--- SOURCE DATA ---

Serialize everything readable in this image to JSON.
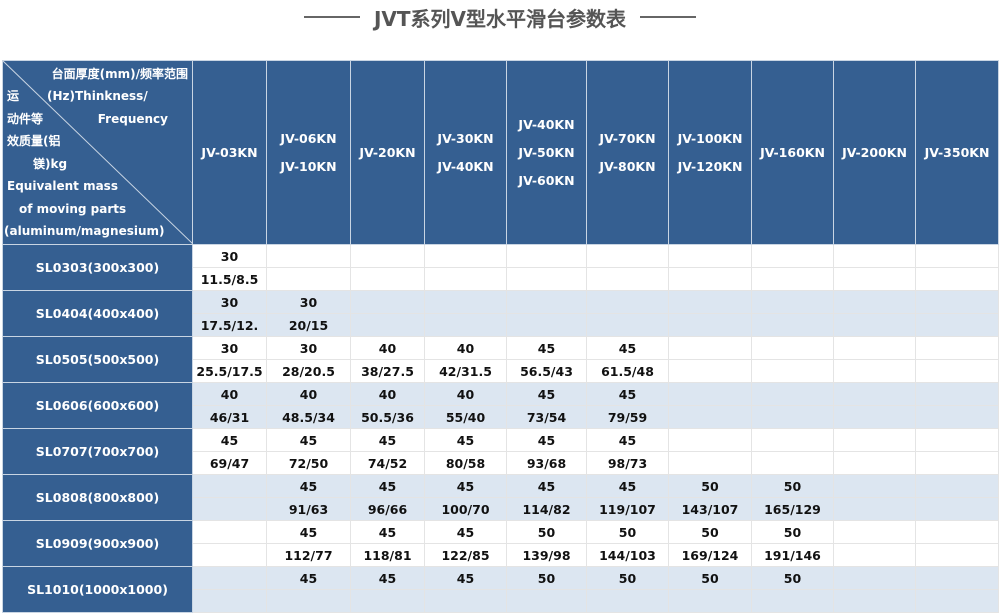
{
  "title": "JVT系列V型水平滑台参数表",
  "corner": {
    "top_lines": [
      "台面厚度(mm)/频率范围",
      "(Hz)Thinkness/",
      "Frequency"
    ],
    "bottom_lines": [
      "运",
      "动件等",
      "效质量(铝",
      "镁)kg",
      "Equivalent mass",
      "of moving parts",
      "(aluminum/magnesium)"
    ]
  },
  "columns": [
    [
      "JV-03KN"
    ],
    [
      "JV-06KN",
      "JV-10KN"
    ],
    [
      "JV-20KN"
    ],
    [
      "JV-30KN",
      "JV-40KN"
    ],
    [
      "JV-40KN",
      "JV-50KN",
      "JV-60KN"
    ],
    [
      "JV-70KN",
      "JV-80KN"
    ],
    [
      "JV-100KN",
      "JV-120KN"
    ],
    [
      "JV-160KN"
    ],
    [
      "JV-200KN"
    ],
    [
      "JV-350KN"
    ]
  ],
  "rows": [
    {
      "label": "SL0303(300x300)",
      "thickness": [
        "30",
        "",
        "",
        "",
        "",
        "",
        "",
        "",
        "",
        ""
      ],
      "mass": [
        "11.5/8.5",
        "",
        "",
        "",
        "",
        "",
        "",
        "",
        "",
        ""
      ]
    },
    {
      "label": "SL0404(400x400)",
      "thickness": [
        "30",
        "30",
        "",
        "",
        "",
        "",
        "",
        "",
        "",
        ""
      ],
      "mass": [
        "17.5/12.",
        "20/15",
        "",
        "",
        "",
        "",
        "",
        "",
        "",
        ""
      ]
    },
    {
      "label": "SL0505(500x500)",
      "thickness": [
        "30",
        "30",
        "40",
        "40",
        "45",
        "45",
        "",
        "",
        "",
        ""
      ],
      "mass": [
        "25.5/17.5",
        "28/20.5",
        "38/27.5",
        "42/31.5",
        "56.5/43",
        "61.5/48",
        "",
        "",
        "",
        ""
      ]
    },
    {
      "label": "SL0606(600x600)",
      "thickness": [
        "40",
        "40",
        "40",
        "40",
        "45",
        "45",
        "",
        "",
        "",
        ""
      ],
      "mass": [
        "46/31",
        "48.5/34",
        "50.5/36",
        "55/40",
        "73/54",
        "79/59",
        "",
        "",
        "",
        ""
      ]
    },
    {
      "label": "SL0707(700x700)",
      "thickness": [
        "45",
        "45",
        "45",
        "45",
        "45",
        "45",
        "",
        "",
        "",
        ""
      ],
      "mass": [
        "69/47",
        "72/50",
        "74/52",
        "80/58",
        "93/68",
        "98/73",
        "",
        "",
        "",
        ""
      ]
    },
    {
      "label": "SL0808(800x800)",
      "thickness": [
        "",
        "45",
        "45",
        "45",
        "45",
        "45",
        "50",
        "50",
        "",
        ""
      ],
      "mass": [
        "",
        "91/63",
        "96/66",
        "100/70",
        "114/82",
        "119/107",
        "143/107",
        "165/129",
        "",
        ""
      ]
    },
    {
      "label": "SL0909(900x900)",
      "thickness": [
        "",
        "45",
        "45",
        "45",
        "50",
        "50",
        "50",
        "50",
        "",
        ""
      ],
      "mass": [
        "",
        "112/77",
        "118/81",
        "122/85",
        "139/98",
        "144/103",
        "169/124",
        "191/146",
        "",
        ""
      ]
    },
    {
      "label": "SL1010(1000x1000)",
      "thickness": [
        "",
        "45",
        "45",
        "45",
        "50",
        "50",
        "50",
        "50",
        "",
        ""
      ],
      "mass": [
        "",
        "",
        "",
        "",
        "",
        "",
        "",
        "",
        "",
        ""
      ]
    }
  ]
}
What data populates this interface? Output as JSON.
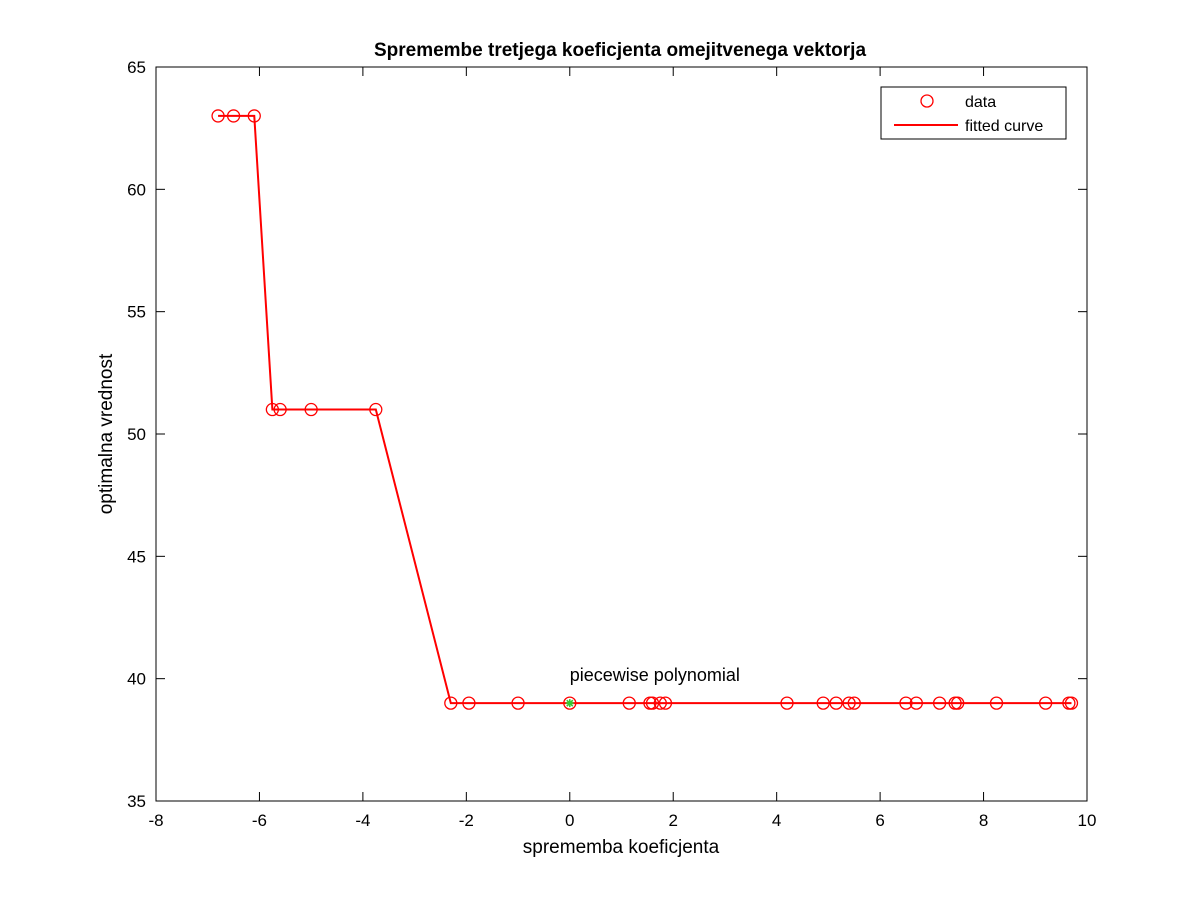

---

• [THE REQUEST] Go through the data above and transcribe it in full, omitting any image.

• [RESULT OF THIS TASK]
Serialize everything readable in this image to JSON.
{
  "title": "JVT系列V型水平滑台参数表",
  "corner": {
    "top_lines": [
      "台面厚度(mm)/频率范围",
      "(Hz)Thinkness/",
      "Frequency"
    ],
    "bottom_lines": [
      "运",
      "动件等",
      "效质量(铝",
      "镁)kg",
      "Equivalent mass",
      "of moving parts",
      "(aluminum/magnesium)"
    ]
  },
  "columns": [
    [
      "JV-03KN"
    ],
    [
      "JV-06KN",
      "JV-10KN"
    ],
    [
      "JV-20KN"
    ],
    [
      "JV-30KN",
      "JV-40KN"
    ],
    [
      "JV-40KN",
      "JV-50KN",
      "JV-60KN"
    ],
    [
      "JV-70KN",
      "JV-80KN"
    ],
    [
      "JV-100KN",
      "JV-120KN"
    ],
    [
      "JV-160KN"
    ],
    [
      "JV-200KN"
    ],
    [
      "JV-350KN"
    ]
  ],
  "rows": [
    {
      "label": "SL0303(300x300)",
      "thickness": [
        "30",
        "",
        "",
        "",
        "",
        "",
        "",
        "",
        "",
        ""
      ],
      "mass": [
        "11.5/8.5",
        "",
        "",
        "",
        "",
        "",
        "",
        "",
        "",
        ""
      ]
    },
    {
      "label": "SL0404(400x400)",
      "thickness": [
        "30",
        "30",
        "",
        "",
        "",
        "",
        "",
        "",
        "",
        ""
      ],
      "mass": [
        "17.5/12.",
        "20/15",
        "",
        "",
        "",
        "",
        "",
        "",
        "",
        ""
      ]
    },
    {
      "label": "SL0505(500x500)",
      "thickness": [
        "30",
        "30",
        "40",
        "40",
        "45",
        "45",
        "",
        "",
        "",
        ""
      ],
      "mass": [
        "25.5/17.5",
        "28/20.5",
        "38/27.5",
        "42/31.5",
        "56.5/43",
        "61.5/48",
        "",
        "",
        "",
        ""
      ]
    },
    {
      "label": "SL0606(600x600)",
      "thickness": [
        "40",
        "40",
        "40",
        "40",
        "45",
        "45",
        "",
        "",
        "",
        ""
      ],
      "mass": [
        "46/31",
        "48.5/34",
        "50.5/36",
        "55/40",
        "73/54",
        "79/59",
        "",
        "",
        "",
        ""
      ]
    },
    {
      "label": "SL0707(700x700)",
      "thickness": [
        "45",
        "45",
        "45",
        "45",
        "45",
        "45",
        "",
        "",
        "",
        ""
      ],
      "mass": [
        "69/47",
        "72/50",
        "74/52",
        "80/58",
        "93/68",
        "98/73",
        "",
        "",
        "",
        ""
      ]
    },
    {
      "label": "SL0808(800x800)",
      "thickness": [
        "",
        "45",
        "45",
        "45",
        "45",
        "45",
        "50",
        "50",
        "",
        ""
      ],
      "mass": [
        "",
        "91/63",
        "96/66",
        "100/70",
        "114/82",
        "119/107",
        "143/107",
        "165/129",
        "",
        ""
      ]
    },
    {
      "label": "SL0909(900x900)",
      "thickness": [
        "",
        "45",
        "45",
        "45",
        "50",
        "50",
        "50",
        "50",
        "",
        ""
      ],
      "mass": [
        "",
        "112/77",
        "118/81",
        "122/85",
        "139/98",
        "144/103",
        "169/124",
        "191/146",
        "",
        ""
      ]
    },
    {
      "label": "SL1010(1000x1000)",
      "thickness": [
        "",
        "45",
        "45",
        "45",
        "50",
        "50",
        "50",
        "50",
        "",
        ""
      ],
      "mass": [
        "",
        "",
        "",
        "",
        "",
        "",
        "",
        "",
        "",
        ""
      ]
    }
  ]
}
What data populates this interface? Output as JSON.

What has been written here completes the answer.